(THE REQUEST): In the records below, locate the line containing "Type out the text in this image.", then extract it and all following lines exactly, ending with the last line.

DATASET ROWS start

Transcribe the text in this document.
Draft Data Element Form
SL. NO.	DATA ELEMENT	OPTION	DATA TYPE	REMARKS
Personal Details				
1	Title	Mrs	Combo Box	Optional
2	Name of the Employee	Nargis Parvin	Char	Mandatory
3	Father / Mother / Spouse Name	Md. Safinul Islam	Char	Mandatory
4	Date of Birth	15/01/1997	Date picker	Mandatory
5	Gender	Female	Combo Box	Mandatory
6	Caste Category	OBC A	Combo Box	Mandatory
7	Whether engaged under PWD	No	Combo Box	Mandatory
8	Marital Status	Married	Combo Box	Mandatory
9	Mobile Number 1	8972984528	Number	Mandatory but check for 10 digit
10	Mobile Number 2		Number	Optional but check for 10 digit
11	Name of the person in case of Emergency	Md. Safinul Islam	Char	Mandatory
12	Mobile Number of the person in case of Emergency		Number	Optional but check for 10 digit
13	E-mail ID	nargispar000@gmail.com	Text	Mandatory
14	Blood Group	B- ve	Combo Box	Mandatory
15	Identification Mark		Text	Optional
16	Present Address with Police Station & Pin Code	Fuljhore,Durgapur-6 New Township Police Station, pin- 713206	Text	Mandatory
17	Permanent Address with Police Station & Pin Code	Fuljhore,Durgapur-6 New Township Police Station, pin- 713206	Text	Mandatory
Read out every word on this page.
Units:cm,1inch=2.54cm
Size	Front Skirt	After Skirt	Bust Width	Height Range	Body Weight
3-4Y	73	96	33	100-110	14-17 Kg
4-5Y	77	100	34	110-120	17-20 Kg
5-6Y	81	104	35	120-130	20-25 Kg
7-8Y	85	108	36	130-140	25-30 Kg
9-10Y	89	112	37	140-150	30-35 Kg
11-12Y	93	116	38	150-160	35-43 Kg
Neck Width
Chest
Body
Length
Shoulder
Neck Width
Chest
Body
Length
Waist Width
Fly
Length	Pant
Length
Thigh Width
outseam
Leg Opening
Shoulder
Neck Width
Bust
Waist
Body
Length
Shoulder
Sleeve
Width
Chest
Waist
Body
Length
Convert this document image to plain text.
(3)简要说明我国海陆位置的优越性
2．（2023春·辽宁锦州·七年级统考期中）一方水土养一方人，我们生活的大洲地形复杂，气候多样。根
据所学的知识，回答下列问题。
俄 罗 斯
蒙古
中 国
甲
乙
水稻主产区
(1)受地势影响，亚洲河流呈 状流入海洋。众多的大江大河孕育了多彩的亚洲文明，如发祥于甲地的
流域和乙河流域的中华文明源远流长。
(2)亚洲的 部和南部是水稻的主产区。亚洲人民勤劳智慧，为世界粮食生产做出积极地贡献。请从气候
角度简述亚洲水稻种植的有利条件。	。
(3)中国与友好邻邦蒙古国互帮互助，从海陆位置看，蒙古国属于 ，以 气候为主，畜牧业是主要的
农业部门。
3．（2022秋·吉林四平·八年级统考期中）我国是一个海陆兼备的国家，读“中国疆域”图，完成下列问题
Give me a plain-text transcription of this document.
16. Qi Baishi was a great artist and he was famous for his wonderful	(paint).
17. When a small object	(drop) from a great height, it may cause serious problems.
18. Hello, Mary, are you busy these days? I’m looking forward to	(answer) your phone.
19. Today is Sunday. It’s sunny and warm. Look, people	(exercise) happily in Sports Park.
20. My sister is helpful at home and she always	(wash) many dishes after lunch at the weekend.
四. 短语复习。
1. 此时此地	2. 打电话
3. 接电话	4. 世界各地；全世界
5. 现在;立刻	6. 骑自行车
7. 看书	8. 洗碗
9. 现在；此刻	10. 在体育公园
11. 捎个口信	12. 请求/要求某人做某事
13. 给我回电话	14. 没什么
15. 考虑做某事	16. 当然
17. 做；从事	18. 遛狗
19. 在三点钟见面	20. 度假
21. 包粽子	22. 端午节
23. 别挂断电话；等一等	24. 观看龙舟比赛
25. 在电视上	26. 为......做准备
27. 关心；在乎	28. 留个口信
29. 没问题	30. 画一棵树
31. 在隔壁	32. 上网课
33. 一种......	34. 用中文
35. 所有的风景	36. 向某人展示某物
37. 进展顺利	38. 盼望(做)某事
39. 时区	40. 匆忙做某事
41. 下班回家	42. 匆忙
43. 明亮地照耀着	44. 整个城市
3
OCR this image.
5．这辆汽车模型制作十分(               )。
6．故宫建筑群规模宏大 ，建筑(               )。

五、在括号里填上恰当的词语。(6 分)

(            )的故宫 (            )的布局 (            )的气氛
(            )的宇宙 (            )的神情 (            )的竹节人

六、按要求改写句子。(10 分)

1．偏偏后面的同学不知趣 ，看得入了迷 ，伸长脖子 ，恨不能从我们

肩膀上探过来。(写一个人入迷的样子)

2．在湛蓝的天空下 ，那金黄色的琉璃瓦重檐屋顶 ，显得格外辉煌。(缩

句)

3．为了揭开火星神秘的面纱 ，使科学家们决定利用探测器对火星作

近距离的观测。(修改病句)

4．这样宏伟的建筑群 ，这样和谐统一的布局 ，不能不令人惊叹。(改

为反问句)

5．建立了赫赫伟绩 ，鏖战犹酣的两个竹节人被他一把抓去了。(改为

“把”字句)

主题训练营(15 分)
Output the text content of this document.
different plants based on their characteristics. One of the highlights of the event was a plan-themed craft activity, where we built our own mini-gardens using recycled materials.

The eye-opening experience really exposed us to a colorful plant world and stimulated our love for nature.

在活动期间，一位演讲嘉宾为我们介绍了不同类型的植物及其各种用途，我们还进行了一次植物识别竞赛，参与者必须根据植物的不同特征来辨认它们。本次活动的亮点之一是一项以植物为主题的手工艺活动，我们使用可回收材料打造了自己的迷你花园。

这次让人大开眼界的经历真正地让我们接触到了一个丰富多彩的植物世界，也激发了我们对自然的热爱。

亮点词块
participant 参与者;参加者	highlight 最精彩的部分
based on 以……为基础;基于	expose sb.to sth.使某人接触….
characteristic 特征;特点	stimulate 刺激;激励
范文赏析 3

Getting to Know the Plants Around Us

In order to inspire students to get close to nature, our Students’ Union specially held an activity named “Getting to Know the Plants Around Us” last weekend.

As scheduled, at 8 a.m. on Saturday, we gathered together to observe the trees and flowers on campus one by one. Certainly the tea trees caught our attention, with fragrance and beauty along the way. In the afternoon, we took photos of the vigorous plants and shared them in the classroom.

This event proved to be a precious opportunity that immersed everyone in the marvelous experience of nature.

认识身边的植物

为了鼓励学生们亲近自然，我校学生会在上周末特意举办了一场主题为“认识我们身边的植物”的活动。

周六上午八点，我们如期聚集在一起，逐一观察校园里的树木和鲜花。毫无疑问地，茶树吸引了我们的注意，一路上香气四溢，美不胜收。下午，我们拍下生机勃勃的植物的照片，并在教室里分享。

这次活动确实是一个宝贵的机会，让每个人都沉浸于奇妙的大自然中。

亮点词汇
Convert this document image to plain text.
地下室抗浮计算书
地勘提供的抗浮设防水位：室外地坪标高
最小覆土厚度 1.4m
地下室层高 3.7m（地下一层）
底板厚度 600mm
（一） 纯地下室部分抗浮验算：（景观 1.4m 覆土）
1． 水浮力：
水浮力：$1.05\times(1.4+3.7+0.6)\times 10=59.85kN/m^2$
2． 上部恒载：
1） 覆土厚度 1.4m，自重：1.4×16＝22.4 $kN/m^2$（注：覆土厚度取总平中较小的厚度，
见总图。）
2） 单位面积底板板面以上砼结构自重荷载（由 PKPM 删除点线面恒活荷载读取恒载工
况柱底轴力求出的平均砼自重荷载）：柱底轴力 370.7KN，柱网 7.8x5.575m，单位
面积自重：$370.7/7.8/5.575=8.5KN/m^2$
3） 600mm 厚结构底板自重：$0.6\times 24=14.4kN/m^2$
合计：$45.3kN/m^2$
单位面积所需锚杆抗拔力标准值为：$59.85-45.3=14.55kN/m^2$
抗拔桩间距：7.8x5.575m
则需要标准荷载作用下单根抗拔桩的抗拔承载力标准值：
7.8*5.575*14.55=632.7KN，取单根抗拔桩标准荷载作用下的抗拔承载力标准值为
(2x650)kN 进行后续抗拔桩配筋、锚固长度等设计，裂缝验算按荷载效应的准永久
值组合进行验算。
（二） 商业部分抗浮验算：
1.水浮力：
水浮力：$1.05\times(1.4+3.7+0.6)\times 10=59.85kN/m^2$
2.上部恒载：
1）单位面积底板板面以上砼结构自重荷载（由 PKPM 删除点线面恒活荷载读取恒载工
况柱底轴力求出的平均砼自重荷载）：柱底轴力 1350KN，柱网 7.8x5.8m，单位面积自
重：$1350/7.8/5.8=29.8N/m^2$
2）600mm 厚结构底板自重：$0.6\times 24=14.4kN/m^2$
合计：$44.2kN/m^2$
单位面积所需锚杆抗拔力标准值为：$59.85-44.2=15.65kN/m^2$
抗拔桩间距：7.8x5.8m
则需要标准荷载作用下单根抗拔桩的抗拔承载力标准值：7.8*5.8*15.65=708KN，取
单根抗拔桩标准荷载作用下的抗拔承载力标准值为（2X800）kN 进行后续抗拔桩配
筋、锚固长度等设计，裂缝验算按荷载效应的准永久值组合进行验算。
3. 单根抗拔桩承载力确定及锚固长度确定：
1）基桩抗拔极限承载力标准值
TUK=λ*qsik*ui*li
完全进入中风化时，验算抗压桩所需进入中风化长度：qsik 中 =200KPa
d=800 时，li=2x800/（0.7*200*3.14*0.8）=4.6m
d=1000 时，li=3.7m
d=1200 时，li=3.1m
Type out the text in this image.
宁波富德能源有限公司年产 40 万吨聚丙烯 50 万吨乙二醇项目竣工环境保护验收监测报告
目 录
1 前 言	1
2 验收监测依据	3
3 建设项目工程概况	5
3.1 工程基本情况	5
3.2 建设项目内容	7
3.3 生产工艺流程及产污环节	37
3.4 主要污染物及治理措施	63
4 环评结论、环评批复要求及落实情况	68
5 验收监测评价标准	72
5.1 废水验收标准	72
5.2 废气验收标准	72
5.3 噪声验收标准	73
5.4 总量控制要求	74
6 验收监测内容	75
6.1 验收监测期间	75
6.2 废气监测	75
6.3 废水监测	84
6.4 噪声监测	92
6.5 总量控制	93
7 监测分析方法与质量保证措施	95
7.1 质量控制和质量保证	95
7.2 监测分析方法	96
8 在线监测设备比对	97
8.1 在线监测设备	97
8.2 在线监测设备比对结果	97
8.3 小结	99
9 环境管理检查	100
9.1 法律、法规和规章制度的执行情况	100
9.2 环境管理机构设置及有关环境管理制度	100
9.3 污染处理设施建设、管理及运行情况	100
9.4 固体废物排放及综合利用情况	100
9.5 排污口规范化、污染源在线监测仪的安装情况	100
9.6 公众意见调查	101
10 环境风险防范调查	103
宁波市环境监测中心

DATASET ROWS end

(OUTPUT):
Type out the text in this image.
宁波富德能源有限公司年产 40 万吨聚丙烯 50 万吨乙二醇项目竣工环境保护验收监测报告
目 录
1 前 言	1
2 验收监测依据	3
3 建设项目工程概况	5
3.1 工程基本情况	5
3.2 建设项目内容	7
3.3 生产工艺流程及产污环节	37
3.4 主要污染物及治理措施	63
4 环评结论、环评批复要求及落实情况	68
5 验收监测评价标准	72
5.1 废水验收标准	72
5.2 废气验收标准	72
5.3 噪声验收标准	73
5.4 总量控制要求	74
6 验收监测内容	75
6.1 验收监测期间	75
6.2 废气监测	75
6.3 废水监测	84
6.4 噪声监测	92
6.5 总量控制	93
7 监测分析方法与质量保证措施	95
7.1 质量控制和质量保证	95
7.2 监测分析方法	96
8 在线监测设备比对	97
8.1 在线监测设备	97
8.2 在线监测设备比对结果	97
8.3 小结	99
9 环境管理检查	100
9.1 法律、法规和规章制度的执行情况	100
9.2 环境管理机构设置及有关环境管理制度	100
9.3 污染处理设施建设、管理及运行情况	100
9.4 固体废物排放及综合利用情况	100
9.5 排污口规范化、污染源在线监测仪的安装情况	100
9.6 公众意见调查	101
10 环境风险防范调查	103
宁波市环境监测中心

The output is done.